• Home  
  • The Gulf Turns East: Why India Is the New Strategic Anchor
- Indian Subcontinent - Middle-East - Uncategorized

The Gulf Turns East: Why India Is the New Strategic Anchor

India is no longer just an oil buyer. Gulf nations now see it as a partner in energy, trade, and security, cementing India’s global importance.

The West is out, India is in. The Gulf’s new best friend might surprise you

For much of the twentieth century, the Gulf looked West. Oil tankers sailed to Rotterdam and Houston, sovereign wealth funds parked billions in London real estate and European football clubs, and American security guarantees kept regional rulers confident. The Atlantic world was the natural partner; Asia was a customer at the counter but then India happened.

But the story is shifting. By 2025, the Middle East is no longer leaning only on Washington or Brussels. It is increasingly turning toward India. And this tilt says something important about both the region’s recalibration and India’s arrival as a strategic power.

Oil and Gas: From Dependency to Strategic Partnership

Energy remains the backbone, but the dynamic has matured. The Indian Nation still imports over 85% of its crude oil and nearly half its LNG, yet the Gulf is not simply selling barrels. The relationship is moving into joint planning and long-term integration.

  • UAE’s new LNG contracts: In August 2025, Abu Dhabi’s ADNOC Gas sealed a 15-year LNG deal with Indian Oil Corporation (1 million tonnes a year) and a 10-year contract with Hindustan Petroleum (0.5 million tonnes annually). A decade ago, India’s LNG imports from the UAE were negligible. Today, these supply lines are baked into New Delhi’s push to raise natural gas’s share in its energy mix from 6% today to 15% by 2030.

• Stated goal A: Collect every line of the records that contains the string "Fortuna".

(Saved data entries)
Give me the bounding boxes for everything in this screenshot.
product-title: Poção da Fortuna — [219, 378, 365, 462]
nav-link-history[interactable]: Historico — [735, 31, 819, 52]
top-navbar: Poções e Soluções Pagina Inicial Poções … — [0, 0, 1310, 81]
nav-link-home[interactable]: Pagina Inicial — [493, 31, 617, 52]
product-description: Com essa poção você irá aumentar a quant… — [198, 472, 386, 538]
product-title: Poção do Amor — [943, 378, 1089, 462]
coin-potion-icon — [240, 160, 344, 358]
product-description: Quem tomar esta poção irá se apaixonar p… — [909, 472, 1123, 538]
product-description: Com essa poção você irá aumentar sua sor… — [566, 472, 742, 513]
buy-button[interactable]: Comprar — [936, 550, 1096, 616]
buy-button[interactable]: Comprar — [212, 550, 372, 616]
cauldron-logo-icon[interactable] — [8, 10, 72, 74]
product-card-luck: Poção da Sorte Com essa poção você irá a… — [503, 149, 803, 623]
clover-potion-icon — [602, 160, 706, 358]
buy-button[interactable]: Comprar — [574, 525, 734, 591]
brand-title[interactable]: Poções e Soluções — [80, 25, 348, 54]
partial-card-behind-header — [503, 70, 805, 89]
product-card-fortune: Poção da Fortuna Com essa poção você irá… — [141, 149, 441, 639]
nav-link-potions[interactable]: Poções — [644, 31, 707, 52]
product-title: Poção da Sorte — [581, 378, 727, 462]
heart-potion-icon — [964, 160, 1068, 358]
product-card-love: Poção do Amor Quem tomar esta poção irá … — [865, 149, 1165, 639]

• Stated goal B: In the article on the Gulf and India, what share of India's energy mix is New Delhi aiming for natural gas to reach by 2030?

• Expected output A:
product-title: Poção da Fortuna — [219, 378, 365, 462]
product-card-fortune: Poção da Fortuna Com essa poção você irá… — [141, 149, 441, 639]

• Expected output B: 15%